Written instruction: Repeat the material exactly, every line of it.

Recorded data:
..........

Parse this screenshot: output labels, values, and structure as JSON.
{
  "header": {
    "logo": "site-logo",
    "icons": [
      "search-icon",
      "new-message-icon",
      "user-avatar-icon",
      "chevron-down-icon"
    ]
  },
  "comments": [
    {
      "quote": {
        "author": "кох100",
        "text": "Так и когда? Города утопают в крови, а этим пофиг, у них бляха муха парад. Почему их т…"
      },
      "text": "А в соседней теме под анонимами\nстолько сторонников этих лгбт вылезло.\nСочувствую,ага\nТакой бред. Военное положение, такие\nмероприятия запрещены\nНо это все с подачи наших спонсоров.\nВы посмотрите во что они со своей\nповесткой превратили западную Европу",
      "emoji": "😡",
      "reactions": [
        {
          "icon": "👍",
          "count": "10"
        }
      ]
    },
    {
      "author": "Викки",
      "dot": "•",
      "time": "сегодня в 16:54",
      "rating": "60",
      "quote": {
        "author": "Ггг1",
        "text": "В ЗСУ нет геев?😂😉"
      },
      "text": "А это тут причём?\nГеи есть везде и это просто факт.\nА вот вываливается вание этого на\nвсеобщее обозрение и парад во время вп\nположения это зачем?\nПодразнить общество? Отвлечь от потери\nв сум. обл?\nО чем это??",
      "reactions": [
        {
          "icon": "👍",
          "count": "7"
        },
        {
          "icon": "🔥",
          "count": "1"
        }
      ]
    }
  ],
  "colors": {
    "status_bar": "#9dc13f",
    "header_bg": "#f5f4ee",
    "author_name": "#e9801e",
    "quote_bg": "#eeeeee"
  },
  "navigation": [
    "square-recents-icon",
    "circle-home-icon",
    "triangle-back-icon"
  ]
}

..........

Task result:
Parse this screenshot: output labels, values, and structure as JSON.
{
  "header": {
    "logo": "site-logo",
    "icons": [
      "search-icon",
      "new-message-icon",
      "user-avatar-icon",
      "chevron-down-icon"
    ]
  },
  "comments": [
    {
      "quote": {
        "author": "кох100",
        "text": "Так и когда? Города утопают в крови, а этим пофиг, у них бляха муха парад. Почему их т…"
      },
      "text": "А в соседней теме под анонимами\nстолько сторонников этих лгбт вылезло.\nСочувствую,ага\nТакой бред. Военное положение, такие\nмероприятия запрещены\nНо это все с подачи наших спонсоров.\nВы посмотрите во что они со своей\nповесткой превратили западную Европу",
      "emoji": "😡",
      "reactions": [
        {
          "icon": "👍",
          "count": "10"
        }
      ]
    },
    {
      "author": "Викки",
      "dot": "•",
      "time": "сегодня в 16:54",
      "rating": "60",
      "quote": {
        "author": "Ггг1",
        "text": "В ЗСУ нет геев?😂😉"
      },
      "text": "А это тут причём?\nГеи есть везде и это просто факт.\nА вот вываливается вание этого на\nвсеобщее обозрение и парад во время вп\nположения это зачем?\nПодразнить общество? Отвлечь от потери\nв сум. обл?\nО чем это??",
      "reactions": [
        {
          "icon": "👍",
          "count": "7"
        },
        {
          "icon": "🔥",
          "count": "1"
        }
      ]
    }
  ],
  "colors": {
    "status_bar": "#9dc13f",
    "header_bg": "#f5f4ee",
    "author_name": "#e9801e",
    "quote_bg": "#eeeeee"
  },
  "navigation": [
    "square-recents-icon",
    "circle-home-icon",
    "triangle-back-icon"
  ]
}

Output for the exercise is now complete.